**** Material ****

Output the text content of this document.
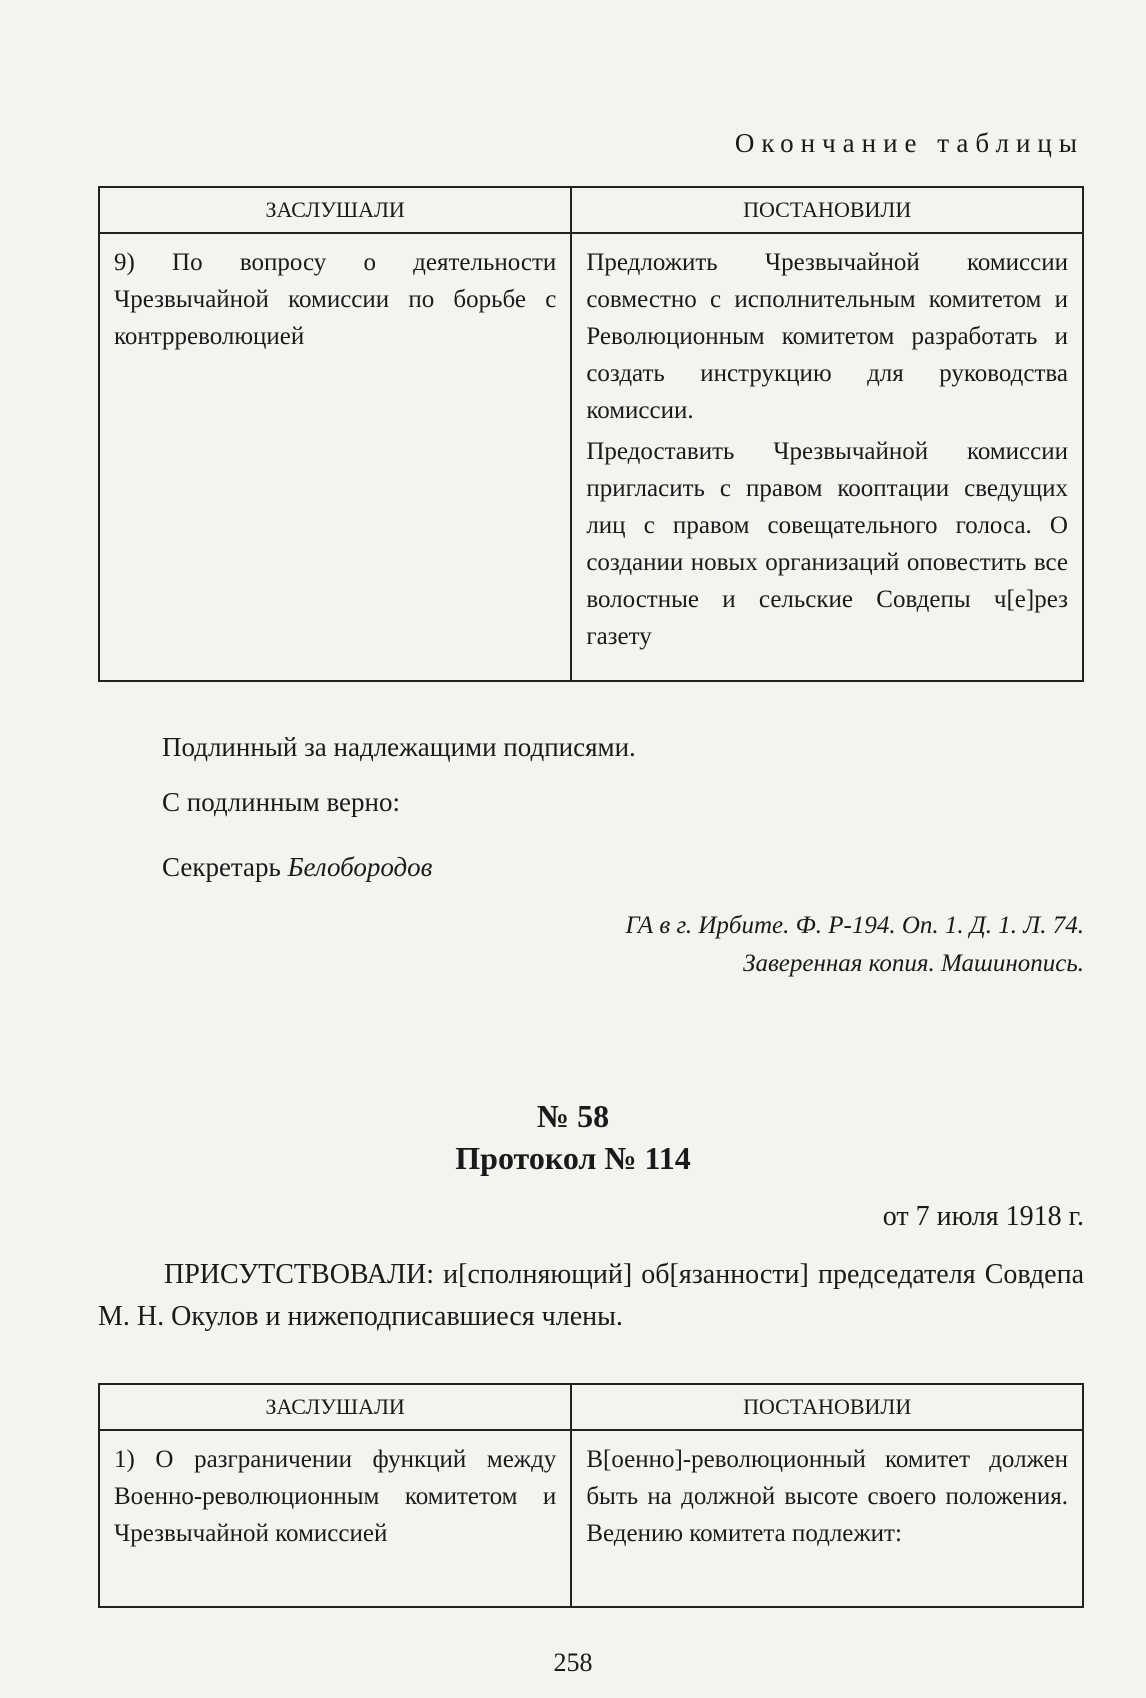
Окончание таблицы
ЗАСЛУШАЛИ	ПОСТАНОВИЛИ

9) По вопросу о деятельности Чрезвычайной комиссии по борьбе с контрреволюцией	Предложить Чрезвычайной комиссии совместно с исполнительным комитетом и Революционным комитетом разработать и создать инструкцию для руководства комиссии.

Предоставить Чрезвычайной комиссии пригласить с правом кооптации сведущих лиц с правом совещательного голоса. О создании новых организаций оповестить все волостные и сельские Совдепы ч[е]рез газету

Подлинный за надлежащими подписями.
С подлинным верно:
Секретарь Белобородов
ГА в г. Ирбите. Ф. Р-194. Оп. 1. Д. 1. Л. 74.
Заверенная копия. Машинопись.
№ 58
Протокол № 114
от 7 июля 1918 г.

ПРИСУТСТВОВАЛИ: и[сполняющий] об[язанности] председателя Совдепа М. Н. Окулов и нижеподписавшиеся члены.

ЗАСЛУШАЛИ	ПОСТАНОВИЛИ

1) О разграничении функций между Военно-революционным комитетом и Чрезвычайной комиссией	В[оенно]-революционный комитет должен быть на должной высоте своего положения. Ведению комитета подлежит:

258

****

## Task requirements:
Search the listing for the string "комитетом". Copy each line where it turns up.

## Task output:
9) По вопросу о деятельности Чрезвычайной комиссии по борьбе с контрреволюцией	Предложить Чрезвычайной комиссии совместно с исполнительным комитетом и Революционным комитетом разработать и создать инструкцию для руководства комиссии.
1) О разграничении функций между Военно-революционным комитетом и Чрезвычайной комиссией	В[оенно]-революционный комитет должен быть на должной высоте своего положения. Ведению комитета подлежит:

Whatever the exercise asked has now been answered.